* Begin Records for processing *

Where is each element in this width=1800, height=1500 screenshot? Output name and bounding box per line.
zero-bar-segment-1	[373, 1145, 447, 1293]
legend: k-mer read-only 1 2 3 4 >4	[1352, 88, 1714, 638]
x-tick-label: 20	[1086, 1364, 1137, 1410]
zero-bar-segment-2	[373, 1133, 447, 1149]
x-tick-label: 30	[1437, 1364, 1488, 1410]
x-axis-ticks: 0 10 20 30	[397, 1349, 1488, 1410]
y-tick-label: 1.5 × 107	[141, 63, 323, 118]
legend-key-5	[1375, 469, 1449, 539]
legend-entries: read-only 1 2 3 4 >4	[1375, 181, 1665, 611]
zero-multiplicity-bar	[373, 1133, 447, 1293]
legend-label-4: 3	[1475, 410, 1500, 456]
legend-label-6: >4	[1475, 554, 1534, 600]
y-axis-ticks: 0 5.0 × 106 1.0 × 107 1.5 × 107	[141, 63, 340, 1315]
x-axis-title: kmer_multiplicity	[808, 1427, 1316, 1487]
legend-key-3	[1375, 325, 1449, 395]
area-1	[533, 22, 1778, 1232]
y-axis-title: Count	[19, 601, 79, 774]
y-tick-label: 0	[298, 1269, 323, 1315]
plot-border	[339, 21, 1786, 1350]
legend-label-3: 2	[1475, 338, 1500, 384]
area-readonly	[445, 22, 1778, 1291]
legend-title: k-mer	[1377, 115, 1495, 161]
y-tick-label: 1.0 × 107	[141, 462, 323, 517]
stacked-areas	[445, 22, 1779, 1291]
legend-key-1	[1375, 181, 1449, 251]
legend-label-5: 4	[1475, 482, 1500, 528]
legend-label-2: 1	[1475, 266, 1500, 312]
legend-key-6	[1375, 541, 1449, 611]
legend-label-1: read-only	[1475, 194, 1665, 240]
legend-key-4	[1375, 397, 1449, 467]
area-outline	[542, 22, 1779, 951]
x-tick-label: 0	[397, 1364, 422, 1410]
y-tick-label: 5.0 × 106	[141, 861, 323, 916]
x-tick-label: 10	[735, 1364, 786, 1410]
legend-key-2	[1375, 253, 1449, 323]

* End Records for processing *

Short task: Copy out the rows exactly, from the start of the source records through the row containing "541, 1449, 611]", with both ends included.

Written answer:
Where is each element in this width=1800, height=1500 screenshot? Output name and bounding box per line.
zero-bar-segment-1	[373, 1145, 447, 1293]
legend: k-mer read-only 1 2 3 4 >4	[1352, 88, 1714, 638]
x-tick-label: 20	[1086, 1364, 1137, 1410]
zero-bar-segment-2	[373, 1133, 447, 1149]
x-tick-label: 30	[1437, 1364, 1488, 1410]
x-axis-ticks: 0 10 20 30	[397, 1349, 1488, 1410]
y-tick-label: 1.5 × 107	[141, 63, 323, 118]
legend-key-5	[1375, 469, 1449, 539]
legend-entries: read-only 1 2 3 4 >4	[1375, 181, 1665, 611]
zero-multiplicity-bar	[373, 1133, 447, 1293]
legend-label-4: 3	[1475, 410, 1500, 456]
legend-label-6: >4	[1475, 554, 1534, 600]
y-axis-ticks: 0 5.0 × 106 1.0 × 107 1.5 × 107	[141, 63, 340, 1315]
x-axis-title: kmer_multiplicity	[808, 1427, 1316, 1487]
legend-key-3	[1375, 325, 1449, 395]
area-1	[533, 22, 1778, 1232]
y-axis-title: Count	[19, 601, 79, 774]
y-tick-label: 0	[298, 1269, 323, 1315]
plot-border	[339, 21, 1786, 1350]
legend-label-3: 2	[1475, 338, 1500, 384]
area-readonly	[445, 22, 1778, 1291]
legend-title: k-mer	[1377, 115, 1495, 161]
y-tick-label: 1.0 × 107	[141, 462, 323, 517]
stacked-areas	[445, 22, 1779, 1291]
legend-key-1	[1375, 181, 1449, 251]
legend-label-5: 4	[1475, 482, 1500, 528]
legend-label-2: 1	[1475, 266, 1500, 312]
legend-key-6	[1375, 541, 1449, 611]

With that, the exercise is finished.